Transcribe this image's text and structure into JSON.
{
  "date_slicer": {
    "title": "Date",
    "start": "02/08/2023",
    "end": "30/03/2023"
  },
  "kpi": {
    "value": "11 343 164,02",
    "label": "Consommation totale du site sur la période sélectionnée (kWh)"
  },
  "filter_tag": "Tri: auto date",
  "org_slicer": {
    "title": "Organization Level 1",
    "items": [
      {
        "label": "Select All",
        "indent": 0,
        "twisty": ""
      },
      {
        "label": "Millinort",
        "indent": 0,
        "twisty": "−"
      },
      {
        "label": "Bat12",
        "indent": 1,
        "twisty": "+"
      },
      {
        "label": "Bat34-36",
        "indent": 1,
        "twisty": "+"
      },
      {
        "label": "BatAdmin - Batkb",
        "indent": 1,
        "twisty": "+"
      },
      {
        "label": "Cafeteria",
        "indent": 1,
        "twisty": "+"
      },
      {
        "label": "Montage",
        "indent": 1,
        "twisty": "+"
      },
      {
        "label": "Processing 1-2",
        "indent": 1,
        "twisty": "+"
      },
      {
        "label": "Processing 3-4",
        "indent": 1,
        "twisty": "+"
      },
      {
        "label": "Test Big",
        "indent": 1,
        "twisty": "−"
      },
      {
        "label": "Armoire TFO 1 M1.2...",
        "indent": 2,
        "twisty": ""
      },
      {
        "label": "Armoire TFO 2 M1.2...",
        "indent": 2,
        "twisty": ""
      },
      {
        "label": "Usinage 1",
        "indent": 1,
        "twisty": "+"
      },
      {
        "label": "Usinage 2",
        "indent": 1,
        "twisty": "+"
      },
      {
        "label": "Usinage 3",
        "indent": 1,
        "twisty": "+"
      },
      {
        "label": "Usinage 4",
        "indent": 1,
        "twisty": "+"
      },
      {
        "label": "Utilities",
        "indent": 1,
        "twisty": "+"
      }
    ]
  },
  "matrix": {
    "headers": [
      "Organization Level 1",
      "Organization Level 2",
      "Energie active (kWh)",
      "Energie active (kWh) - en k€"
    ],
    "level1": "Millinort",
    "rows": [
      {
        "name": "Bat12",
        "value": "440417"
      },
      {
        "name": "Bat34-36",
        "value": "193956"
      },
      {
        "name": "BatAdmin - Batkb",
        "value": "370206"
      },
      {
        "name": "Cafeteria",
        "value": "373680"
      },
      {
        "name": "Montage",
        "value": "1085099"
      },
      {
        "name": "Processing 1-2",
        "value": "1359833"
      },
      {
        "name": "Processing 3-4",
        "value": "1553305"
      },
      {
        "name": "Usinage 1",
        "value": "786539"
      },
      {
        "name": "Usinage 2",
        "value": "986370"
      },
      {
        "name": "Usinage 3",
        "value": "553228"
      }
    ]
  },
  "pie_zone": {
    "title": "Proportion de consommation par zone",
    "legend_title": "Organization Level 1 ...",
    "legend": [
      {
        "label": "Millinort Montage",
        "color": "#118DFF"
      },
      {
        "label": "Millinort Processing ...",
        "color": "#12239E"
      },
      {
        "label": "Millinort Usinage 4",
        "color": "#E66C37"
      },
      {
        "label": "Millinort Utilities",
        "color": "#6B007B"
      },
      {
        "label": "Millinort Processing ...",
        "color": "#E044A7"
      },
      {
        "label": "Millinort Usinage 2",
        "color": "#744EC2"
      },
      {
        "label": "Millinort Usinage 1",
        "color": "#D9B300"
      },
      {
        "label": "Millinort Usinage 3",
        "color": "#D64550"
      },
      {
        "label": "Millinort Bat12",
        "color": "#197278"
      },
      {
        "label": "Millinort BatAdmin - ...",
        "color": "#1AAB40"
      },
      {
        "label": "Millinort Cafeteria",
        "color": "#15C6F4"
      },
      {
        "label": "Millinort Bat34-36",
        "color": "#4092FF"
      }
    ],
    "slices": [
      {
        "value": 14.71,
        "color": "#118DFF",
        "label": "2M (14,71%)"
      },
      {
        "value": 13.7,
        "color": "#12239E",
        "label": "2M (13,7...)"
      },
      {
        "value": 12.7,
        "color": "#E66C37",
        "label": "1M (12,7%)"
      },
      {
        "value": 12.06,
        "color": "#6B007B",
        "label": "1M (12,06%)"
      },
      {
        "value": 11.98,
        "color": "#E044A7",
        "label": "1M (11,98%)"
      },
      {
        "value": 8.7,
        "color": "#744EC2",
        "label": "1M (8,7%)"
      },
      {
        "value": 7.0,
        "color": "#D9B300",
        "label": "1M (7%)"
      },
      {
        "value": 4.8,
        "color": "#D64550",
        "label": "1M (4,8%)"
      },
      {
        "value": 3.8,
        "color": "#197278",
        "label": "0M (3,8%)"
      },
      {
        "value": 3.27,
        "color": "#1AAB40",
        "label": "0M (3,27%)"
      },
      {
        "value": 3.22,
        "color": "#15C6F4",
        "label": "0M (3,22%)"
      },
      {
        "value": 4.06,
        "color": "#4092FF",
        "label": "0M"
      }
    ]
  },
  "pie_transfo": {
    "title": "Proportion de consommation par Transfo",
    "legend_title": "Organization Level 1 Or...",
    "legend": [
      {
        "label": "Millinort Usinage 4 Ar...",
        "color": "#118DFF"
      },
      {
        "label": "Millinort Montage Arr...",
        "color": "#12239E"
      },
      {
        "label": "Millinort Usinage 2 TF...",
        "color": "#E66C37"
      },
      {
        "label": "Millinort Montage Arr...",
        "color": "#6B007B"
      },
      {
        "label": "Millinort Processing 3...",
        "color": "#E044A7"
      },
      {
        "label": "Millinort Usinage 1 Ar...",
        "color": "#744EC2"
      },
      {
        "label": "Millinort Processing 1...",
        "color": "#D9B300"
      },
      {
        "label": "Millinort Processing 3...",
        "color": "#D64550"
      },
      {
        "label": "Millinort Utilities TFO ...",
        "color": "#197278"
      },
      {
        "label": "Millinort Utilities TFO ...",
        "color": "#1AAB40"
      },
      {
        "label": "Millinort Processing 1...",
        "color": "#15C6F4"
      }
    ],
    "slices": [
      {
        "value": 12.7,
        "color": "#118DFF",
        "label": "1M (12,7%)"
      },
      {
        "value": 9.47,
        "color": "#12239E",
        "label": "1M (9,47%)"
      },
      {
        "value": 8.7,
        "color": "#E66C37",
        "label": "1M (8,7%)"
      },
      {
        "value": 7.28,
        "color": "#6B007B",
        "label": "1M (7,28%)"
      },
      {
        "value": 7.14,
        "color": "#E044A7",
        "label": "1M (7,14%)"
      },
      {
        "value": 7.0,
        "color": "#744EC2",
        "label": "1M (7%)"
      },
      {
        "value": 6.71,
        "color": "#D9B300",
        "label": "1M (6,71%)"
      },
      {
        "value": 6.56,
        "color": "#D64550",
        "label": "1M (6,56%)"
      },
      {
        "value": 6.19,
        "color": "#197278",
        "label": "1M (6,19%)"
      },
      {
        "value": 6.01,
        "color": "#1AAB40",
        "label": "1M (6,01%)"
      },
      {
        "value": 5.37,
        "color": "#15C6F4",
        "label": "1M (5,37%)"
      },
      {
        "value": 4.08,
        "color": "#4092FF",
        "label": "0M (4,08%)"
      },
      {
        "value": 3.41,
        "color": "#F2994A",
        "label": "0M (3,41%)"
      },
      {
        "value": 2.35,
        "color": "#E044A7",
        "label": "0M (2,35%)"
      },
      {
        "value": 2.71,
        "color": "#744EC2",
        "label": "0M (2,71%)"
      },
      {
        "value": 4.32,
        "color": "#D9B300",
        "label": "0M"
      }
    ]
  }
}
____________
> _To do_:
Word for word, restate all of the data shown above.

> _Output of the exercise_:
Transcribe this image's text and structure into JSON.
{
  "date_slicer": {
    "title": "Date",
    "start": "02/08/2023",
    "end": "30/03/2023"
  },
  "kpi": {
    "value": "11 343 164,02",
    "label": "Consommation totale du site sur la période sélectionnée (kWh)"
  },
  "filter_tag": "Tri: auto date",
  "org_slicer": {
    "title": "Organization Level 1",
    "items": [
      {
        "label": "Select All",
        "indent": 0,
        "twisty": ""
      },
      {
        "label": "Millinort",
        "indent": 0,
        "twisty": "−"
      },
      {
        "label": "Bat12",
        "indent": 1,
        "twisty": "+"
      },
      {
        "label": "Bat34-36",
        "indent": 1,
        "twisty": "+"
      },
      {
        "label": "BatAdmin - Batkb",
        "indent": 1,
        "twisty": "+"
      },
      {
        "label": "Cafeteria",
        "indent": 1,
        "twisty": "+"
      },
      {
        "label": "Montage",
        "indent": 1,
        "twisty": "+"
      },
      {
        "label": "Processing 1-2",
        "indent": 1,
        "twisty": "+"
      },
      {
        "label": "Processing 3-4",
        "indent": 1,
        "twisty": "+"
      },
      {
        "label": "Test Big",
        "indent": 1,
        "twisty": "−"
      },
      {
        "label": "Armoire TFO 1 M1.2...",
        "indent": 2,
        "twisty": ""
      },
      {
        "label": "Armoire TFO 2 M1.2...",
        "indent": 2,
        "twisty": ""
      },
      {
        "label": "Usinage 1",
        "indent": 1,
        "twisty": "+"
      },
      {
        "label": "Usinage 2",
        "indent": 1,
        "twisty": "+"
      },
      {
        "label": "Usinage 3",
        "indent": 1,
        "twisty": "+"
      },
      {
        "label": "Usinage 4",
        "indent": 1,
        "twisty": "+"
      },
      {
        "label": "Utilities",
        "indent": 1,
        "twisty": "+"
      }
    ]
  },
  "matrix": {
    "headers": [
      "Organization Level 1",
      "Organization Level 2",
      "Energie active (kWh)",
      "Energie active (kWh) - en k€"
    ],
    "level1": "Millinort",
    "rows": [
      {
        "name": "Bat12",
        "value": "440417"
      },
      {
        "name": "Bat34-36",
        "value": "193956"
      },
      {
        "name": "BatAdmin - Batkb",
        "value": "370206"
      },
      {
        "name": "Cafeteria",
        "value": "373680"
      },
      {
        "name": "Montage",
        "value": "1085099"
      },
      {
        "name": "Processing 1-2",
        "value": "1359833"
      },
      {
        "name": "Processing 3-4",
        "value": "1553305"
      },
      {
        "name": "Usinage 1",
        "value": "786539"
      },
      {
        "name": "Usinage 2",
        "value": "986370"
      },
      {
        "name": "Usinage 3",
        "value": "553228"
      }
    ]
  },
  "pie_zone": {
    "title": "Proportion de consommation par zone",
    "legend_title": "Organization Level 1 ...",
    "legend": [
      {
        "label": "Millinort Montage",
        "color": "#118DFF"
      },
      {
        "label": "Millinort Processing ...",
        "color": "#12239E"
      },
      {
        "label": "Millinort Usinage 4",
        "color": "#E66C37"
      },
      {
        "label": "Millinort Utilities",
        "color": "#6B007B"
      },
      {
        "label": "Millinort Processing ...",
        "color": "#E044A7"
      },
      {
        "label": "Millinort Usinage 2",
        "color": "#744EC2"
      },
      {
        "label": "Millinort Usinage 1",
        "color": "#D9B300"
      },
      {
        "label": "Millinort Usinage 3",
        "color": "#D64550"
      },
      {
        "label": "Millinort Bat12",
        "color": "#197278"
      },
      {
        "label": "Millinort BatAdmin - ...",
        "color": "#1AAB40"
      },
      {
        "label": "Millinort Cafeteria",
        "color": "#15C6F4"
      },
      {
        "label": "Millinort Bat34-36",
        "color": "#4092FF"
      }
    ],
    "slices": [
      {
        "value": 14.71,
        "color": "#118DFF",
        "label": "2M (14,71%)"
      },
      {
        "value": 13.7,
        "color": "#12239E",
        "label": "2M (13,7...)"
      },
      {
        "value": 12.7,
        "color": "#E66C37",
        "label": "1M (12,7%)"
      },
      {
        "value": 12.06,
        "color": "#6B007B",
        "label": "1M (12,06%)"
      },
      {
        "value": 11.98,
        "color": "#E044A7",
        "label": "1M (11,98%)"
      },
      {
        "value": 8.7,
        "color": "#744EC2",
        "label": "1M (8,7%)"
      },
      {
        "value": 7.0,
        "color": "#D9B300",
        "label": "1M (7%)"
      },
      {
        "value": 4.8,
        "color": "#D64550",
        "label": "1M (4,8%)"
      },
      {
        "value": 3.8,
        "color": "#197278",
        "label": "0M (3,8%)"
      },
      {
        "value": 3.27,
        "color": "#1AAB40",
        "label": "0M (3,27%)"
      },
      {
        "value": 3.22,
        "color": "#15C6F4",
        "label": "0M (3,22%)"
      },
      {
        "value": 4.06,
        "color": "#4092FF",
        "label": "0M"
      }
    ]
  },
  "pie_transfo": {
    "title": "Proportion de consommation par Transfo",
    "legend_title": "Organization Level 1 Or...",
    "legend": [
      {
        "label": "Millinort Usinage 4 Ar...",
        "color": "#118DFF"
      },
      {
        "label": "Millinort Montage Arr...",
        "color": "#12239E"
      },
      {
        "label": "Millinort Usinage 2 TF...",
        "color": "#E66C37"
      },
      {
        "label": "Millinort Montage Arr...",
        "color": "#6B007B"
      },
      {
        "label": "Millinort Processing 3...",
        "color": "#E044A7"
      },
      {
        "label": "Millinort Usinage 1 Ar...",
        "color": "#744EC2"
      },
      {
        "label": "Millinort Processing 1...",
        "color": "#D9B300"
      },
      {
        "label": "Millinort Processing 3...",
        "color": "#D64550"
      },
      {
        "label": "Millinort Utilities TFO ...",
        "color": "#197278"
      },
      {
        "label": "Millinort Utilities TFO ...",
        "color": "#1AAB40"
      },
      {
        "label": "Millinort Processing 1...",
        "color": "#15C6F4"
      }
    ],
    "slices": [
      {
        "value": 12.7,
        "color": "#118DFF",
        "label": "1M (12,7%)"
      },
      {
        "value": 9.47,
        "color": "#12239E",
        "label": "1M (9,47%)"
      },
      {
        "value": 8.7,
        "color": "#E66C37",
        "label": "1M (8,7%)"
      },
      {
        "value": 7.28,
        "color": "#6B007B",
        "label": "1M (7,28%)"
      },
      {
        "value": 7.14,
        "color": "#E044A7",
        "label": "1M (7,14%)"
      },
      {
        "value": 7.0,
        "color": "#744EC2",
        "label": "1M (7%)"
      },
      {
        "value": 6.71,
        "color": "#D9B300",
        "label": "1M (6,71%)"
      },
      {
        "value": 6.56,
        "color": "#D64550",
        "label": "1M (6,56%)"
      },
      {
        "value": 6.19,
        "color": "#197278",
        "label": "1M (6,19%)"
      },
      {
        "value": 6.01,
        "color": "#1AAB40",
        "label": "1M (6,01%)"
      },
      {
        "value": 5.37,
        "color": "#15C6F4",
        "label": "1M (5,37%)"
      },
      {
        "value": 4.08,
        "color": "#4092FF",
        "label": "0M (4,08%)"
      },
      {
        "value": 3.41,
        "color": "#F2994A",
        "label": "0M (3,41%)"
      },
      {
        "value": 2.35,
        "color": "#E044A7",
        "label": "0M (2,35%)"
      },
      {
        "value": 2.71,
        "color": "#744EC2",
        "label": "0M (2,71%)"
      },
      {
        "value": 4.32,
        "color": "#D9B300",
        "label": "0M"
      }
    ]
  }
}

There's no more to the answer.